▶ **EXERCISE BRIEF**: Leave out the pictures and retype exactly the lines from the line with "Enumerate this screenshot's" through the end of the listing below.

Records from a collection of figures
# # # # # # #

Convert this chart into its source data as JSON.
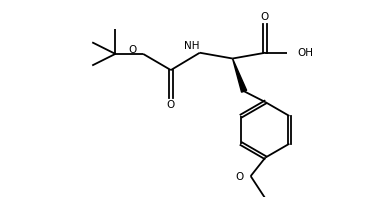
{
  "background": "#ffffff",
  "line_color": "#000000",
  "line_width": 1.3,
  "font_size": 7.5,
  "figsize": [
    3.88,
    1.98
  ],
  "dpi": 100,
  "xlim": [
    0,
    10
  ],
  "ylim": [
    0,
    5.1
  ]
}
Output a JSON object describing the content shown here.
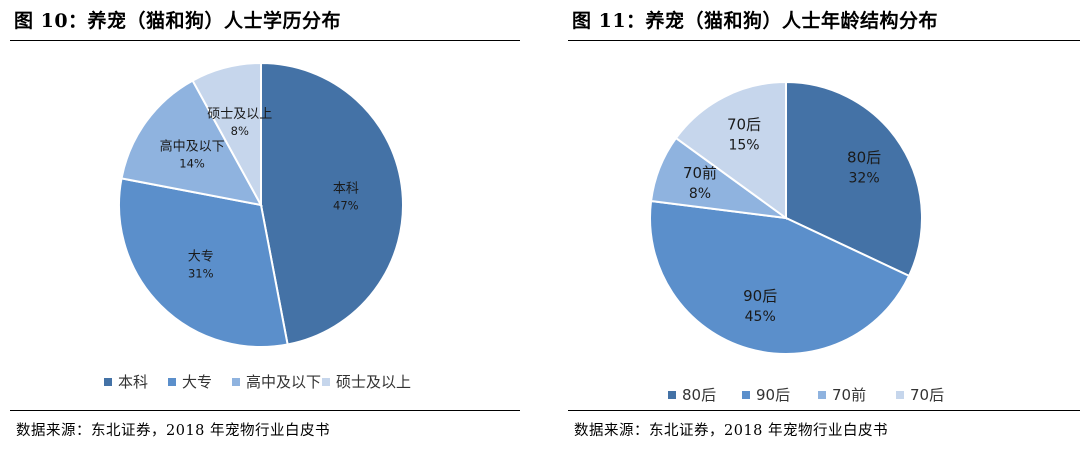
{
  "charts": [
    {
      "title": "图 10：养宠（猫和狗）人士学历分布",
      "source": "数据来源：东北证券，2018 年宠物行业白皮书"
    },
    {
      "title": "图 11：养宠（猫和狗）人士年龄结构分布",
      "source": "数据来源：东北证券，2018 年宠物行业白皮书"
    }
  ],
  "chart_data": [
    {
      "type": "pie",
      "title": "图 10：养宠（猫和狗）人士学历分布",
      "labels": [
        "本科",
        "大专",
        "高中及以下",
        "硕士及以上"
      ],
      "values": [
        47,
        31,
        14,
        8
      ],
      "value_labels": [
        "47%",
        "31%",
        "14%",
        "8%"
      ],
      "colors": [
        "#4472a6",
        "#5b8fcb",
        "#8fb3df",
        "#c6d6ec"
      ],
      "legend": "bottom"
    },
    {
      "type": "pie",
      "title": "图 11：养宠（猫和狗）人士年龄结构分布",
      "labels": [
        "80后",
        "90后",
        "70前",
        "70后"
      ],
      "values": [
        32,
        45,
        8,
        15
      ],
      "value_labels": [
        "32%",
        "45%",
        "8%",
        "15%"
      ],
      "colors": [
        "#4472a6",
        "#5b8fcb",
        "#8fb3df",
        "#c6d6ec"
      ],
      "legend": "bottom"
    }
  ]
}
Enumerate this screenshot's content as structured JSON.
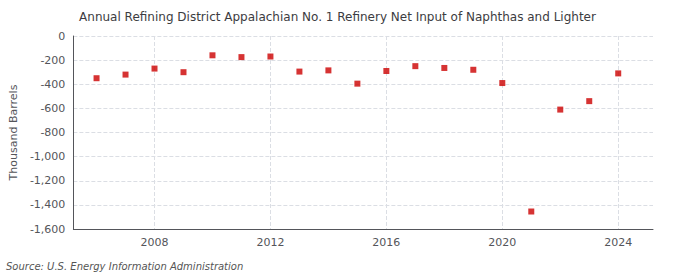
{
  "chart_data": {
    "type": "scatter",
    "title": "Annual Refining District Appalachian No. 1 Refinery Net Input of Naphthas and Lighter",
    "ylabel": "Thousand Barrels",
    "source": "Source: U.S. Energy Information Administration",
    "x": [
      2006,
      2007,
      2008,
      2009,
      2010,
      2011,
      2012,
      2013,
      2014,
      2015,
      2016,
      2017,
      2018,
      2019,
      2020,
      2021,
      2022,
      2023,
      2024
    ],
    "values": [
      -350,
      -320,
      -270,
      -300,
      -160,
      -175,
      -170,
      -295,
      -285,
      -395,
      -290,
      -250,
      -265,
      -280,
      -390,
      -1455,
      -610,
      -540,
      -310
    ],
    "color": "#cc0000",
    "marker": "square",
    "xlim": [
      2005.2,
      2025.2
    ],
    "xticks": [
      2008,
      2012,
      2016,
      2020,
      2024
    ],
    "ylim": [
      -1600,
      0
    ],
    "yticks": [
      0,
      -200,
      -400,
      -600,
      -800,
      {
        "value": -1000,
        "label": "-1,000"
      },
      {
        "value": -1200,
        "label": "-1,200"
      },
      {
        "value": -1400,
        "label": "-1,400"
      },
      {
        "value": -1600,
        "label": "-1,600"
      }
    ],
    "grid": true
  }
}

# # # # # # #

▶ **TASK RESPONSE**:
Enumerate this screenshot's content as structured JSON.
{
  "chart_data": {
    "type": "scatter",
    "title": "Annual Refining District Appalachian No. 1 Refinery Net Input of Naphthas and Lighter",
    "ylabel": "Thousand Barrels",
    "source": "Source: U.S. Energy Information Administration",
    "x": [
      2006,
      2007,
      2008,
      2009,
      2010,
      2011,
      2012,
      2013,
      2014,
      2015,
      2016,
      2017,
      2018,
      2019,
      2020,
      2021,
      2022,
      2023,
      2024
    ],
    "values": [
      -350,
      -320,
      -270,
      -300,
      -160,
      -175,
      -170,
      -295,
      -285,
      -395,
      -290,
      -250,
      -265,
      -280,
      -390,
      -1455,
      -610,
      -540,
      -310
    ],
    "color": "#cc0000",
    "marker": "square",
    "xlim": [
      2005.2,
      2025.2
    ],
    "xticks": [
      2008,
      2012,
      2016,
      2020,
      2024
    ],
    "ylim": [
      -1600,
      0
    ],
    "yticks": [
      0,
      -200,
      -400,
      -600,
      -800,
      {
        "value": -1000,
        "label": "-1,000"
      },
      {
        "value": -1200,
        "label": "-1,200"
      },
      {
        "value": -1400,
        "label": "-1,400"
      },
      {
        "value": -1600,
        "label": "-1,600"
      }
    ],
    "grid": true
  }
}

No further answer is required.